◆ EXERCISE AIM: The entries below need to be written out exactly, with no pictures included.

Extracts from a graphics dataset
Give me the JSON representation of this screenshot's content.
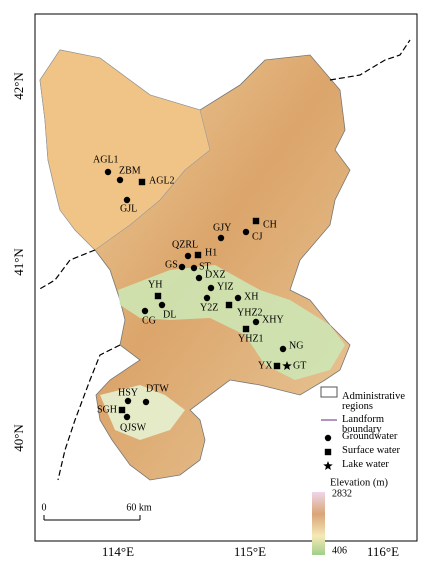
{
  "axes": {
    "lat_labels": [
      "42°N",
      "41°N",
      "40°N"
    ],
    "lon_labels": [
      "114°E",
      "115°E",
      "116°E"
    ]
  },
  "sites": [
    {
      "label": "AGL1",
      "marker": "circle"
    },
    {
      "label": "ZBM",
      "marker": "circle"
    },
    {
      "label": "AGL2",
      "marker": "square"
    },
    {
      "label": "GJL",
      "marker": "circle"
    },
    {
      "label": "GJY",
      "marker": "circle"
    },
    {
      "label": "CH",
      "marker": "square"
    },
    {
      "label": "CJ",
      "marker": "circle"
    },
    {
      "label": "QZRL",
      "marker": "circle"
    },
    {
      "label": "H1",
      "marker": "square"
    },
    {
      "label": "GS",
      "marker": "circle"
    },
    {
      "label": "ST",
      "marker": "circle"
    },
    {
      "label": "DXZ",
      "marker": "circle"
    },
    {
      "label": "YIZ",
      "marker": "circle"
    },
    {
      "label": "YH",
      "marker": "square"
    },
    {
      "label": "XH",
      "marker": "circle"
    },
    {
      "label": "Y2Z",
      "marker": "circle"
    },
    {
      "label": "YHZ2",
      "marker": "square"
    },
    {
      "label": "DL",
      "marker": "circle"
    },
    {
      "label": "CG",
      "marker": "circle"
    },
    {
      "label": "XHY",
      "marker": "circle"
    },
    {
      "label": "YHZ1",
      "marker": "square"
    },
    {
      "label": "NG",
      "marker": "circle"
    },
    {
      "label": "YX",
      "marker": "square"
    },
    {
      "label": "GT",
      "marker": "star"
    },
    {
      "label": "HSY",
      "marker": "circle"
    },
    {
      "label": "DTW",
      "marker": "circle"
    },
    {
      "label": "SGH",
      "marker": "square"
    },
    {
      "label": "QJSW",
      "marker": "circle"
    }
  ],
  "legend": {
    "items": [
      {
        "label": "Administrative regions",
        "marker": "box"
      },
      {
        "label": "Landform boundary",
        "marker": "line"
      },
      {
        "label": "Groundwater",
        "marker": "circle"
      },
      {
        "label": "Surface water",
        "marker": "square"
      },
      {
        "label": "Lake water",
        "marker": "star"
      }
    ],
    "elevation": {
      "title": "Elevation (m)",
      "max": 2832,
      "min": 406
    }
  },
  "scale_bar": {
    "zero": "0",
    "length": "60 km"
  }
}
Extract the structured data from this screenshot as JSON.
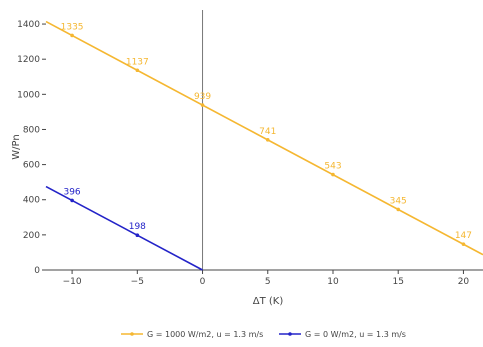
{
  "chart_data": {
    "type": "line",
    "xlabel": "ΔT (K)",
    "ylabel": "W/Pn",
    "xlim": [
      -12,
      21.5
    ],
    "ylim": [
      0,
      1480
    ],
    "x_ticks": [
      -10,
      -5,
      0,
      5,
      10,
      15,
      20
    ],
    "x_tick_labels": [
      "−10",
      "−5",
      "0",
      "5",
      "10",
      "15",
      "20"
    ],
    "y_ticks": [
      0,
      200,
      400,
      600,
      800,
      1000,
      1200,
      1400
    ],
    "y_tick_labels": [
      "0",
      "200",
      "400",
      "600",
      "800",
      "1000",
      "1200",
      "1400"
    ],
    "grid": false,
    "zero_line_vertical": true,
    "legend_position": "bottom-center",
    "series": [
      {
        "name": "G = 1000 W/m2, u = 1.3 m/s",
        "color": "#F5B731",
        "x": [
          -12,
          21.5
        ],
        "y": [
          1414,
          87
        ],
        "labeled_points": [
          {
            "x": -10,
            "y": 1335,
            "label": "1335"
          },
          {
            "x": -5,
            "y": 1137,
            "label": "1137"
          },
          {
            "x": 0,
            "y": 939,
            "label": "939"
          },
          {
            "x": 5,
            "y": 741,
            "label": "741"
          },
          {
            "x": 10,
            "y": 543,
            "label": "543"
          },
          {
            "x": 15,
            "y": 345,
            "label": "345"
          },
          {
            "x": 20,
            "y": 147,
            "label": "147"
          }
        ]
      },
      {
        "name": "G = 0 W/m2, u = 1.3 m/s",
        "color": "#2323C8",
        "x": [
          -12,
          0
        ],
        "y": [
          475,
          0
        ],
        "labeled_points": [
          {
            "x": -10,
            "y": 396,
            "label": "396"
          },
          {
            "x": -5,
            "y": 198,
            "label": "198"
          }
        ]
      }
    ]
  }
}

◆ RESPONSE FOR THIS EXERCISE:
Give me the JSON representation of this screenshot's content.
{
  "axes": {
    "lat_labels": [
      "42°N",
      "41°N",
      "40°N"
    ],
    "lon_labels": [
      "114°E",
      "115°E",
      "116°E"
    ]
  },
  "sites": [
    {
      "label": "AGL1",
      "marker": "circle"
    },
    {
      "label": "ZBM",
      "marker": "circle"
    },
    {
      "label": "AGL2",
      "marker": "square"
    },
    {
      "label": "GJL",
      "marker": "circle"
    },
    {
      "label": "GJY",
      "marker": "circle"
    },
    {
      "label": "CH",
      "marker": "square"
    },
    {
      "label": "CJ",
      "marker": "circle"
    },
    {
      "label": "QZRL",
      "marker": "circle"
    },
    {
      "label": "H1",
      "marker": "square"
    },
    {
      "label": "GS",
      "marker": "circle"
    },
    {
      "label": "ST",
      "marker": "circle"
    },
    {
      "label": "DXZ",
      "marker": "circle"
    },
    {
      "label": "YIZ",
      "marker": "circle"
    },
    {
      "label": "YH",
      "marker": "square"
    },
    {
      "label": "XH",
      "marker": "circle"
    },
    {
      "label": "Y2Z",
      "marker": "circle"
    },
    {
      "label": "YHZ2",
      "marker": "square"
    },
    {
      "label": "DL",
      "marker": "circle"
    },
    {
      "label": "CG",
      "marker": "circle"
    },
    {
      "label": "XHY",
      "marker": "circle"
    },
    {
      "label": "YHZ1",
      "marker": "square"
    },
    {
      "label": "NG",
      "marker": "circle"
    },
    {
      "label": "YX",
      "marker": "square"
    },
    {
      "label": "GT",
      "marker": "star"
    },
    {
      "label": "HSY",
      "marker": "circle"
    },
    {
      "label": "DTW",
      "marker": "circle"
    },
    {
      "label": "SGH",
      "marker": "square"
    },
    {
      "label": "QJSW",
      "marker": "circle"
    }
  ],
  "legend": {
    "items": [
      {
        "label": "Administrative regions",
        "marker": "box"
      },
      {
        "label": "Landform boundary",
        "marker": "line"
      },
      {
        "label": "Groundwater",
        "marker": "circle"
      },
      {
        "label": "Surface water",
        "marker": "square"
      },
      {
        "label": "Lake water",
        "marker": "star"
      }
    ],
    "elevation": {
      "title": "Elevation (m)",
      "max": 2832,
      "min": 406
    }
  },
  "scale_bar": {
    "zero": "0",
    "length": "60 km"
  }
}
Extract the structured data from this screenshot as JSON.
{
  "chart_data": {
    "type": "line",
    "xlabel": "ΔT (K)",
    "ylabel": "W/Pn",
    "xlim": [
      -12,
      21.5
    ],
    "ylim": [
      0,
      1480
    ],
    "x_ticks": [
      -10,
      -5,
      0,
      5,
      10,
      15,
      20
    ],
    "x_tick_labels": [
      "−10",
      "−5",
      "0",
      "5",
      "10",
      "15",
      "20"
    ],
    "y_ticks": [
      0,
      200,
      400,
      600,
      800,
      1000,
      1200,
      1400
    ],
    "y_tick_labels": [
      "0",
      "200",
      "400",
      "600",
      "800",
      "1000",
      "1200",
      "1400"
    ],
    "grid": false,
    "zero_line_vertical": true,
    "legend_position": "bottom-center",
    "series": [
      {
        "name": "G = 1000 W/m2, u = 1.3 m/s",
        "color": "#F5B731",
        "x": [
          -12,
          21.5
        ],
        "y": [
          1414,
          87
        ],
        "labeled_points": [
          {
            "x": -10,
            "y": 1335,
            "label": "1335"
          },
          {
            "x": -5,
            "y": 1137,
            "label": "1137"
          },
          {
            "x": 0,
            "y": 939,
            "label": "939"
          },
          {
            "x": 5,
            "y": 741,
            "label": "741"
          },
          {
            "x": 10,
            "y": 543,
            "label": "543"
          },
          {
            "x": 15,
            "y": 345,
            "label": "345"
          },
          {
            "x": 20,
            "y": 147,
            "label": "147"
          }
        ]
      },
      {
        "name": "G = 0 W/m2, u = 1.3 m/s",
        "color": "#2323C8",
        "x": [
          -12,
          0
        ],
        "y": [
          475,
          0
        ],
        "labeled_points": [
          {
            "x": -10,
            "y": 396,
            "label": "396"
          },
          {
            "x": -5,
            "y": 198,
            "label": "198"
          }
        ]
      }
    ]
  }
}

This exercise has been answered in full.